STATED PROBLEM
In the listing below, find every line containing "Ціна" and copy it out.

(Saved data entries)
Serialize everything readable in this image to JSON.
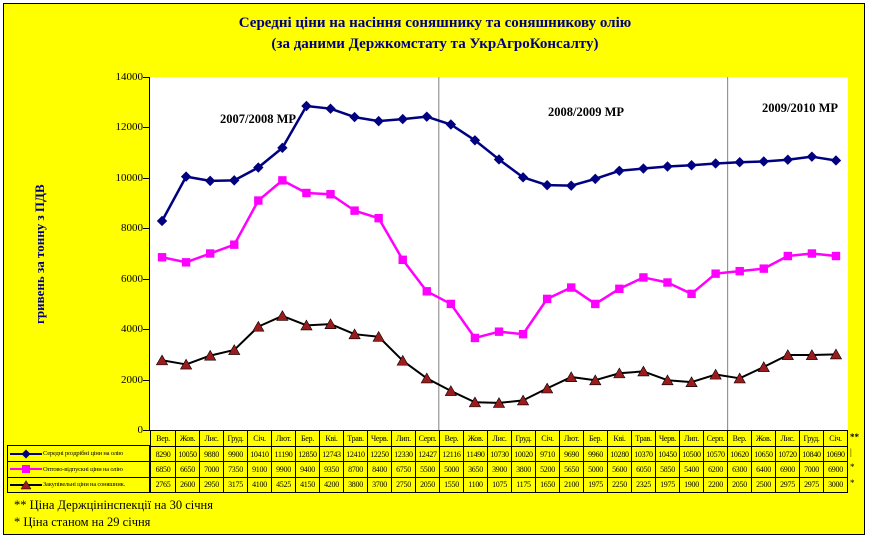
{
  "title": {
    "line1": "Середні ціни на насіння соняшнику та соняшникову олію",
    "line2": "(за даними Держкомстату та УкрАгроКонсалту)"
  },
  "y_axis": {
    "label": "гривень за тонну з ПДВ",
    "ticks": [
      0,
      2000,
      4000,
      6000,
      8000,
      10000,
      12000,
      14000
    ]
  },
  "period_labels": [
    "2007/2008 МР",
    "2008/2009 МР",
    "2009/2010 МР"
  ],
  "footnotes": [
    "** Ціна Держцінінспекції на  30 січня",
    "* Ціна станом на 29 січня"
  ],
  "table_marks": {
    "header": "**",
    "rows": [
      "|",
      "*",
      "*"
    ]
  },
  "colors": {
    "background": "#FFFF00",
    "title": "#000080",
    "divider": "#808080"
  },
  "chart_data": {
    "type": "line",
    "title": "Середні ціни на насіння соняшнику та соняшникову олію (за даними Держкомстату та УкрАгроКонсалту)",
    "ylabel": "гривень за тонну з ПДВ",
    "ylim": [
      0,
      14000
    ],
    "grid": false,
    "legend_position": "bottom-left",
    "dividers_after_index": [
      11,
      23
    ],
    "categories": [
      "Вер.",
      "Жов.",
      "Лис.",
      "Груд.",
      "Січ.",
      "Лют.",
      "Бер.",
      "Кві.",
      "Трав.",
      "Черв.",
      "Лип.",
      "Серп.",
      "Вер.",
      "Жов.",
      "Лис.",
      "Груд.",
      "Січ.",
      "Лют.",
      "Бер.",
      "Кві.",
      "Трав.",
      "Черв.",
      "Лип.",
      "Серп.",
      "Вер.",
      "Жов.",
      "Лис.",
      "Груд.",
      "Січ."
    ],
    "series": [
      {
        "name": "Середні роздрібні ціни на олію",
        "marker": "diamond",
        "color": "#000080",
        "values": [
          8290,
          10050,
          9880,
          9900,
          10410,
          11190,
          12850,
          12743,
          12410,
          12250,
          12330,
          12427,
          12116,
          11490,
          10730,
          10020,
          9710,
          9690,
          9960,
          10280,
          10370,
          10450,
          10500,
          10570,
          10620,
          10650,
          10720,
          10840,
          10690
        ]
      },
      {
        "name": "Оптово-відпускні ціни на олію",
        "marker": "square",
        "color": "#FF00FF",
        "values": [
          6850,
          6650,
          7000,
          7350,
          9100,
          9900,
          9400,
          9350,
          8700,
          8400,
          6750,
          5500,
          5000,
          3650,
          3900,
          3800,
          5200,
          5650,
          5000,
          5600,
          6050,
          5850,
          5400,
          6200,
          6300,
          6400,
          6900,
          7000,
          6900
        ]
      },
      {
        "name": "Закупівельні ціни на соняшник.",
        "marker": "triangle",
        "color": "#9B1C1C",
        "line_color": "#000000",
        "values": [
          2765,
          2600,
          2950,
          3175,
          4100,
          4525,
          4150,
          4200,
          3800,
          3700,
          2750,
          2050,
          1550,
          1100,
          1075,
          1175,
          1650,
          2100,
          1975,
          2250,
          2325,
          1975,
          1900,
          2200,
          2050,
          2500,
          2975,
          2975,
          3000
        ]
      }
    ]
  }
}
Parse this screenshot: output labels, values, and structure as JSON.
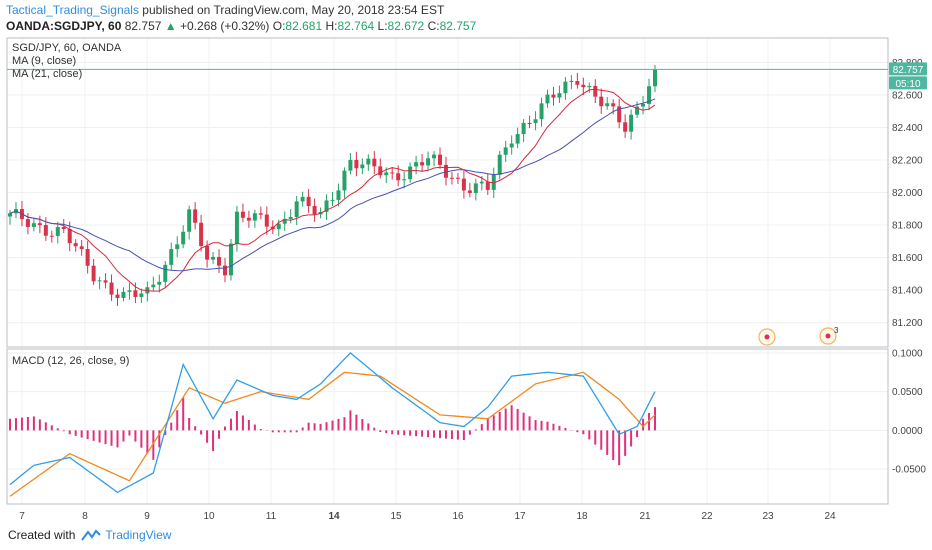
{
  "header": {
    "author": "Tactical_Trading_Signals",
    "published_text": " published on TradingView.com, May 20, 2018 23:54 EST",
    "symbol": "OANDA:SGDJPY, 60",
    "last_price": "82.757",
    "change": "+0.268 (+0.32%)",
    "open_label": "O:",
    "open_value": "82.681",
    "high_label": "H:",
    "high_value": "82.764",
    "low_label": "L:",
    "low_value": "82.672",
    "close_label": "C:",
    "close_value": "82.757"
  },
  "main_pane": {
    "legend": [
      "SGD/JPY, 60, OANDA",
      "MA (9, close)",
      "MA (21, close)"
    ],
    "price_badge": "82.757",
    "countdown": "05:10",
    "event_badge_count": "3"
  },
  "macd_pane": {
    "legend": "MACD (12, 26, close, 9)"
  },
  "footer": {
    "created_with": "Created with",
    "brand": "TradingView"
  },
  "colors": {
    "up_candle": "#26a269",
    "down_candle": "#d8334a",
    "ma9": "#d7263d",
    "ma21": "#4a4fb0",
    "macd_line": "#2f9ee8",
    "signal_line": "#f08a24",
    "histogram": "#e0307a",
    "price_badge": "#4fb6a0",
    "grid": "#eef0f3"
  },
  "chart_data": [
    {
      "type": "candlestick",
      "title": "SGD/JPY, 60, OANDA",
      "y_ticks": [
        81.2,
        81.4,
        81.6,
        81.8,
        82.0,
        82.2,
        82.4,
        82.6,
        82.8
      ],
      "y_tick_labels": [
        "81.200",
        "81.400",
        "81.600",
        "81.800",
        "82.000",
        "82.200",
        "82.400",
        "82.600",
        "82.800"
      ],
      "ylim": [
        81.05,
        82.95
      ],
      "x_tick_labels": [
        "7",
        "8",
        "9",
        "10",
        "11",
        "14",
        "15",
        "16",
        "17",
        "18",
        "21",
        "22",
        "23",
        "24"
      ],
      "last_price": 82.757,
      "series": [
        {
          "name": "SGD/JPY",
          "key_points": [
            [
              0,
              81.85
            ],
            [
              9,
              81.75
            ],
            [
              14,
              81.5
            ],
            [
              19,
              81.35
            ],
            [
              23,
              81.38
            ],
            [
              28,
              81.7
            ],
            [
              30,
              81.85
            ],
            [
              33,
              81.6
            ],
            [
              36,
              81.55
            ],
            [
              38,
              81.85
            ],
            [
              45,
              81.8
            ],
            [
              48,
              81.95
            ],
            [
              52,
              81.85
            ],
            [
              57,
              82.2
            ],
            [
              60,
              82.15
            ],
            [
              64,
              82.1
            ],
            [
              70,
              82.2
            ],
            [
              76,
              82.05
            ],
            [
              80,
              82.02
            ],
            [
              84,
              82.35
            ],
            [
              90,
              82.55
            ],
            [
              95,
              82.72
            ],
            [
              99,
              82.55
            ],
            [
              103,
              82.4
            ],
            [
              106,
              82.6
            ],
            [
              108,
              82.757
            ]
          ]
        },
        {
          "name": "MA (9, close)"
        },
        {
          "name": "MA (21, close)"
        }
      ]
    },
    {
      "type": "line",
      "title": "MACD (12, 26, close, 9)",
      "y_ticks": [
        -0.05,
        0,
        0.05,
        0.1
      ],
      "y_tick_labels": [
        "-0.0500",
        "0.0000",
        "0.0500",
        "0.1000"
      ],
      "ylim": [
        -0.095,
        0.105
      ],
      "macd_points": [
        [
          0,
          -0.07
        ],
        [
          4,
          -0.045
        ],
        [
          10,
          -0.035
        ],
        [
          18,
          -0.08
        ],
        [
          24,
          -0.055
        ],
        [
          29,
          0.085
        ],
        [
          34,
          0.015
        ],
        [
          38,
          0.065
        ],
        [
          44,
          0.045
        ],
        [
          48,
          0.04
        ],
        [
          52,
          0.06
        ],
        [
          57,
          0.1
        ],
        [
          64,
          0.055
        ],
        [
          72,
          0.01
        ],
        [
          76,
          0.005
        ],
        [
          80,
          0.03
        ],
        [
          84,
          0.07
        ],
        [
          90,
          0.075
        ],
        [
          96,
          0.07
        ],
        [
          102,
          -0.005
        ],
        [
          105,
          0.005
        ],
        [
          108,
          0.05
        ]
      ],
      "signal_points": [
        [
          0,
          -0.085
        ],
        [
          10,
          -0.03
        ],
        [
          20,
          -0.065
        ],
        [
          30,
          0.055
        ],
        [
          36,
          0.035
        ],
        [
          42,
          0.05
        ],
        [
          50,
          0.04
        ],
        [
          56,
          0.075
        ],
        [
          62,
          0.07
        ],
        [
          72,
          0.02
        ],
        [
          80,
          0.015
        ],
        [
          88,
          0.06
        ],
        [
          96,
          0.075
        ],
        [
          102,
          0.04
        ],
        [
          106,
          0.005
        ],
        [
          108,
          0.02
        ]
      ]
    }
  ]
}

RESPONSE
    "** Ціна Держцінінспекції на  30 січня",
    "* Ціна станом на 29 січня"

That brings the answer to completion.